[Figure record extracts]
★ ★ ★ ★

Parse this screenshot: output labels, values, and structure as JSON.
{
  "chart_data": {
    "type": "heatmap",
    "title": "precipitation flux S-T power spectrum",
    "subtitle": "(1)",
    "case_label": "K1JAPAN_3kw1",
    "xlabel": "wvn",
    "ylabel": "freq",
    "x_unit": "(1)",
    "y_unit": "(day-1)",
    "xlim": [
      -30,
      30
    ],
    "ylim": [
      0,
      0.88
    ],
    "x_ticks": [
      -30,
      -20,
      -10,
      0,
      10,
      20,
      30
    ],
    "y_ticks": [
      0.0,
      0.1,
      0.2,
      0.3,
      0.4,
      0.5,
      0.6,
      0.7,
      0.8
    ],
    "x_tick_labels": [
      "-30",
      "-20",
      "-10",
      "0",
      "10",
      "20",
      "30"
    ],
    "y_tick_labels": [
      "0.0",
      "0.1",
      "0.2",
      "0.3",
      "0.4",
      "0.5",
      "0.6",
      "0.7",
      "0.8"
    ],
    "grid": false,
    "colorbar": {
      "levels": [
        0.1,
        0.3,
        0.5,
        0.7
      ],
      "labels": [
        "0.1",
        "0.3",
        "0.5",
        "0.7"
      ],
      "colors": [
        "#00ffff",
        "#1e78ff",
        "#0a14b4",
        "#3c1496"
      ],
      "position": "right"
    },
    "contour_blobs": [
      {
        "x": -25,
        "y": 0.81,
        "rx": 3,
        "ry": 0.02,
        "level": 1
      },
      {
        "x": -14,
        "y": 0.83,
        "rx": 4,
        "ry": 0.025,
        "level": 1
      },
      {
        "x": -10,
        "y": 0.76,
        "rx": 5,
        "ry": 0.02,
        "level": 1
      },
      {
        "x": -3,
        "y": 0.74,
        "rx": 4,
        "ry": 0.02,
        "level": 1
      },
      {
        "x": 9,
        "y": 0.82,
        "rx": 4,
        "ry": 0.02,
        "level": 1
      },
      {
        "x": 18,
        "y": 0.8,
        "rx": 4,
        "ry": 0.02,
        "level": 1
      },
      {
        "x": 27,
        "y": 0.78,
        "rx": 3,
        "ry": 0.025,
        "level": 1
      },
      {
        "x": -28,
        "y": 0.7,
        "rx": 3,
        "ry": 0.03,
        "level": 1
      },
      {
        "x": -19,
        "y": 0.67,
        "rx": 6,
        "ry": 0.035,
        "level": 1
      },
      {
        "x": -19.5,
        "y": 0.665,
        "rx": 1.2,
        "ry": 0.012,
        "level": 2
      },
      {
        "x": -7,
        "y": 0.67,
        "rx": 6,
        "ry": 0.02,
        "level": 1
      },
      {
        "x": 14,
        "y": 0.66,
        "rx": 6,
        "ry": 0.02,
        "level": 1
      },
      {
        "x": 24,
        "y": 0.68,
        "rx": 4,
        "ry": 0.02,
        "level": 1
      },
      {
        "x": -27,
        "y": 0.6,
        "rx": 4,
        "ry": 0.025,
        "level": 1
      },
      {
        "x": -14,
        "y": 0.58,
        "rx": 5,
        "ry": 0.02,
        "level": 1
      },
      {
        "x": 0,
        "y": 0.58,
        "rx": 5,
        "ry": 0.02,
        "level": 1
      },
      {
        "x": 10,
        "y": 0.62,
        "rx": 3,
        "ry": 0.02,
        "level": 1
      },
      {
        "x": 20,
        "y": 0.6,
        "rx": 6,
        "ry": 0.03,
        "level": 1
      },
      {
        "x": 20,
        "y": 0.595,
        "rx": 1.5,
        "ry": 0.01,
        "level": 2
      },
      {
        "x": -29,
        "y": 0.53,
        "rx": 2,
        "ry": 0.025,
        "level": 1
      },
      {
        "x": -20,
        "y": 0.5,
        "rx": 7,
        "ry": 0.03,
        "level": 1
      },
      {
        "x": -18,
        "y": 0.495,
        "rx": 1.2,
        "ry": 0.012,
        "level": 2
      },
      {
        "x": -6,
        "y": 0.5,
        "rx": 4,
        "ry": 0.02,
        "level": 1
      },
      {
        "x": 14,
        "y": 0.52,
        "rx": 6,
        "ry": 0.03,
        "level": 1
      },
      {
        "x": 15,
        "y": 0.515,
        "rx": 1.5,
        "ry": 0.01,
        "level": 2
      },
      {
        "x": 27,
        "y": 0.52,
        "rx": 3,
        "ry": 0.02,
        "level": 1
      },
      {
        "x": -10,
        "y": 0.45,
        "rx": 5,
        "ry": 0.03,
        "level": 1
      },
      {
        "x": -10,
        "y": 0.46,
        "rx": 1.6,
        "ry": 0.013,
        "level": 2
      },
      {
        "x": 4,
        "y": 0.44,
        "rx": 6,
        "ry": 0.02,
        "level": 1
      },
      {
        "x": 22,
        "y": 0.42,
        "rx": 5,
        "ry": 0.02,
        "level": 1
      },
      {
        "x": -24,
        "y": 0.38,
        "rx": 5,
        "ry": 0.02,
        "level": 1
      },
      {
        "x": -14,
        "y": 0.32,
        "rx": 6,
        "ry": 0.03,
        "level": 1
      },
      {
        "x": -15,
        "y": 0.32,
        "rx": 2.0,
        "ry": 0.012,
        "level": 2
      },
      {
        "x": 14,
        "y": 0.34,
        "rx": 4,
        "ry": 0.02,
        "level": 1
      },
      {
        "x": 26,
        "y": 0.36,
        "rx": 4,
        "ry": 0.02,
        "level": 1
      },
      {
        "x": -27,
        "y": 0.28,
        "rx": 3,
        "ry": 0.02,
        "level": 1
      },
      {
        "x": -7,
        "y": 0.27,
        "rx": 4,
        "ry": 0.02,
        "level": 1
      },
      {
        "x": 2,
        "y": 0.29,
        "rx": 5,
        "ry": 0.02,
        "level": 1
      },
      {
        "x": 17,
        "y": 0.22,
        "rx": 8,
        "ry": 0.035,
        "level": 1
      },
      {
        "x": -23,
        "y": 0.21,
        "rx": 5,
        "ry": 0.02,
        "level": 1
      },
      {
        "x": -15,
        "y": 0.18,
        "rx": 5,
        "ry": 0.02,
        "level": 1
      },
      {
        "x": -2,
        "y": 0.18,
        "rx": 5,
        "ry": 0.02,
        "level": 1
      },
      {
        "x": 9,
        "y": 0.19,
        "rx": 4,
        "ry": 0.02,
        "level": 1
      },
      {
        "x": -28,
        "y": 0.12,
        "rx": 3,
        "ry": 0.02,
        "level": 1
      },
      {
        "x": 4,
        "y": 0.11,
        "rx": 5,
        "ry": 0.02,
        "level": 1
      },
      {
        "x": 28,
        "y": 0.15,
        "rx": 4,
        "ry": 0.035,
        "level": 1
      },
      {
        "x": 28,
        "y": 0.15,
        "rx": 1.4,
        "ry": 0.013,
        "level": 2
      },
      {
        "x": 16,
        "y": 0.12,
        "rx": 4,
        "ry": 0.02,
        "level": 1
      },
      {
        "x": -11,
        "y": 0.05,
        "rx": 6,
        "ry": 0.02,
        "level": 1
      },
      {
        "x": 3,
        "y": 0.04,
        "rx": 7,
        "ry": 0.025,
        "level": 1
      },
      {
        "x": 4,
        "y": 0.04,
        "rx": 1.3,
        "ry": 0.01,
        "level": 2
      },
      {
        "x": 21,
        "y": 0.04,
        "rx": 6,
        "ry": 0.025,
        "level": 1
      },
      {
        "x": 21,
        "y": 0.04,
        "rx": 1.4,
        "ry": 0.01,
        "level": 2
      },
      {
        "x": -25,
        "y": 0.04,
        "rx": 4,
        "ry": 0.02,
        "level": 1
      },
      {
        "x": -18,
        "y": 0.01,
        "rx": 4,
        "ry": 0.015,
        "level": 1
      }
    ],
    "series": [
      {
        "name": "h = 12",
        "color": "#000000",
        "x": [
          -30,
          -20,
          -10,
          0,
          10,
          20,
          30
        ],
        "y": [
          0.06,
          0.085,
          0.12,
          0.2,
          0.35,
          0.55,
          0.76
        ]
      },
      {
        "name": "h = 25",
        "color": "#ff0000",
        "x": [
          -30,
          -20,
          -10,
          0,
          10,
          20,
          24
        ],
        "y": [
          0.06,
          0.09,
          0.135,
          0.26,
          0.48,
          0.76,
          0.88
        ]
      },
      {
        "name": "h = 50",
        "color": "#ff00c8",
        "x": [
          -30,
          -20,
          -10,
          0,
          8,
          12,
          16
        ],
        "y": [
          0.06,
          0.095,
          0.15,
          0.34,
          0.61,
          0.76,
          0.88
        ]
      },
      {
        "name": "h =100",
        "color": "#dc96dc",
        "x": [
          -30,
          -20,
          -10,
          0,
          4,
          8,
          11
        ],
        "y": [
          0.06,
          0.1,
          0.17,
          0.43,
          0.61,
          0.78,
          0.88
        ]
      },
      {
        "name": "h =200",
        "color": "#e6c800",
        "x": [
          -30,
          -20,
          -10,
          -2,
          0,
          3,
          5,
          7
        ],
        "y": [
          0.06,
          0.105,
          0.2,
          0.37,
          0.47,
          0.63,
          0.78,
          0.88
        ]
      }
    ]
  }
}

★ ★ ★ ★

▶ SHORT TASK: Calculate how many lines of the material include the string "name", and state that number by itself.

▶ FINISHED EXERCISE: 5